■ DIRECTIONS
Using the listing below, copy every line that mentions "section".

■ GIVEN RECORDS
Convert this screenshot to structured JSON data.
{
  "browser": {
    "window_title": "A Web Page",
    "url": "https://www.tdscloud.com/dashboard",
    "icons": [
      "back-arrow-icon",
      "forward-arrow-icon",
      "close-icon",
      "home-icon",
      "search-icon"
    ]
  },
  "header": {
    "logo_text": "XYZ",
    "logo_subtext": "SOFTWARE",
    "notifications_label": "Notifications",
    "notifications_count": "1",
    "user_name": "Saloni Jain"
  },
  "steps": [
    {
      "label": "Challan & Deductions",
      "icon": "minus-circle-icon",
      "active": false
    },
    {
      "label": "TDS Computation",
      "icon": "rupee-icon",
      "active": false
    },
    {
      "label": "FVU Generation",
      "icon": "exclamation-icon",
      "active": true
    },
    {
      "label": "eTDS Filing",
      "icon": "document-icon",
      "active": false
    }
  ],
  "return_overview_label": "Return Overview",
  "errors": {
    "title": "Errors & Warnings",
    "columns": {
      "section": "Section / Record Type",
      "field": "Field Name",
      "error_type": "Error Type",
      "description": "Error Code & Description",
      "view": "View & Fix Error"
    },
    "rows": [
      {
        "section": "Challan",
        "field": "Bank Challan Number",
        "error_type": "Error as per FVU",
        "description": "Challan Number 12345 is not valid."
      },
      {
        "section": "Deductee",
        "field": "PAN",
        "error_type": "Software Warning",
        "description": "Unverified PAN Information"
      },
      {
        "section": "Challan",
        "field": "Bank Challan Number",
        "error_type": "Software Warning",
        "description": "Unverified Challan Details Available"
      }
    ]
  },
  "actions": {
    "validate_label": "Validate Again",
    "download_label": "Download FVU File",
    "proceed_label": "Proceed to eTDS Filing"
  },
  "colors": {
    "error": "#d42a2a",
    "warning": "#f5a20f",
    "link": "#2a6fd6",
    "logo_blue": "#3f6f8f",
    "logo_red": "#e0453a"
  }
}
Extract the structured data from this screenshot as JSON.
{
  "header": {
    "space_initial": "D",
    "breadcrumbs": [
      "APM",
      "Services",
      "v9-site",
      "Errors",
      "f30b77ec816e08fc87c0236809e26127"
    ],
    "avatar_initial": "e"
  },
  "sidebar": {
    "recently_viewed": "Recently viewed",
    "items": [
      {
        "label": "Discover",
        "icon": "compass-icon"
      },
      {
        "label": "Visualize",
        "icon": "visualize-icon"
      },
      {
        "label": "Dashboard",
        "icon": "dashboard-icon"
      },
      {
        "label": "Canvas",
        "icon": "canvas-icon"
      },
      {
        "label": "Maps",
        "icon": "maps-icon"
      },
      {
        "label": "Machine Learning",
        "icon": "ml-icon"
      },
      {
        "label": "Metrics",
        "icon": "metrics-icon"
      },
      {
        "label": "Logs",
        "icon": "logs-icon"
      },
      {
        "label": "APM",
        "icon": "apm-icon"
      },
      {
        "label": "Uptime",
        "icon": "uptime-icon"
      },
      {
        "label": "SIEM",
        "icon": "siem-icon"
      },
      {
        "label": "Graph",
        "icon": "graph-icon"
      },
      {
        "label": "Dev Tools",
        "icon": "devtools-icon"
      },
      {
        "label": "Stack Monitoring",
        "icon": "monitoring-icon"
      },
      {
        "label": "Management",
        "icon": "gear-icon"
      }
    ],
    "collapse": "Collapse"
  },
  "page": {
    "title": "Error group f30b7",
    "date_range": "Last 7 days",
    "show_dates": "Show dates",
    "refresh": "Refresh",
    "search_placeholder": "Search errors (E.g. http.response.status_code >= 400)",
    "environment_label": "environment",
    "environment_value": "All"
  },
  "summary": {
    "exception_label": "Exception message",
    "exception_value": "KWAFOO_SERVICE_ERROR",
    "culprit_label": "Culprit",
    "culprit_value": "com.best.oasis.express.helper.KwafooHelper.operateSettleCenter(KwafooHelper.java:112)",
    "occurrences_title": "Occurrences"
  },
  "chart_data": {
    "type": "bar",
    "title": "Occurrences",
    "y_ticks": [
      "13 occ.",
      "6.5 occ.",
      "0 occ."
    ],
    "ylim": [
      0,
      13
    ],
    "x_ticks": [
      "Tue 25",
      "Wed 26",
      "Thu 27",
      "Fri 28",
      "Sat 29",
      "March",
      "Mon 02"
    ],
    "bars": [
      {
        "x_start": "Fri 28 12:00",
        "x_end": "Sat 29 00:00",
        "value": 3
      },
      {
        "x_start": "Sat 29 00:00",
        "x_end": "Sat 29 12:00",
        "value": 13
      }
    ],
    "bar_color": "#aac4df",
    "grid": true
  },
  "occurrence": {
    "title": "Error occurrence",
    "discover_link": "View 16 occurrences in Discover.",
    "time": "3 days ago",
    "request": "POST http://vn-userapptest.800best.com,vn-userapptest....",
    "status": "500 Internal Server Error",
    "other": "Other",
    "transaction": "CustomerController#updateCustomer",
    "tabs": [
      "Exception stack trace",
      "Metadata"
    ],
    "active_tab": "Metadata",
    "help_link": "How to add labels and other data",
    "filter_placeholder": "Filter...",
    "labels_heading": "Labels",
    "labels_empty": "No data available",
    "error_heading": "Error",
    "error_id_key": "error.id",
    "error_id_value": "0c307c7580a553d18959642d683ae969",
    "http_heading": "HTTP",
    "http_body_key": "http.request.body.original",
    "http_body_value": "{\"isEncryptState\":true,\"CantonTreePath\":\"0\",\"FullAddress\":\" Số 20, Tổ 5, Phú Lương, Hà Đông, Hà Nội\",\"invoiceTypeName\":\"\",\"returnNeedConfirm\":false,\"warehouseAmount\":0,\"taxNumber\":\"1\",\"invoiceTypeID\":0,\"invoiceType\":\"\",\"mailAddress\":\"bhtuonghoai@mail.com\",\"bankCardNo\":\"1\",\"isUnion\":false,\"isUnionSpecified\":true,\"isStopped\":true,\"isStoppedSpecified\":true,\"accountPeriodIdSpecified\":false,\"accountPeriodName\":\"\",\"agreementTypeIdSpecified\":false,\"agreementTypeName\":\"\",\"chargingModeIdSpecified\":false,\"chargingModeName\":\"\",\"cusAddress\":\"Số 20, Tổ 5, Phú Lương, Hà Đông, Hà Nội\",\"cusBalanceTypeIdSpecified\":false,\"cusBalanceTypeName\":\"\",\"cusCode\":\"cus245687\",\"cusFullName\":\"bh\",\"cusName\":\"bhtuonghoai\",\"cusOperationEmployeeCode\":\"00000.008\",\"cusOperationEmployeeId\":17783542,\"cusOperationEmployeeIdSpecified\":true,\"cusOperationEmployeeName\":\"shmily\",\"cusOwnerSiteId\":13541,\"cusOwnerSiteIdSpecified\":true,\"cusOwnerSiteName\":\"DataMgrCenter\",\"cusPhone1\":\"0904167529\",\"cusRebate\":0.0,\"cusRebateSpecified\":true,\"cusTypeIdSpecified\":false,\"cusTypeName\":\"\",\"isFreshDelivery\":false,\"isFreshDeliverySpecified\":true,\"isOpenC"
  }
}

■ SOLUTION FOR THIS EXERCISE
      "section": "Section / Record Type",
        "section": "Challan",
        "section": "Deductee",
        "section": "Challan",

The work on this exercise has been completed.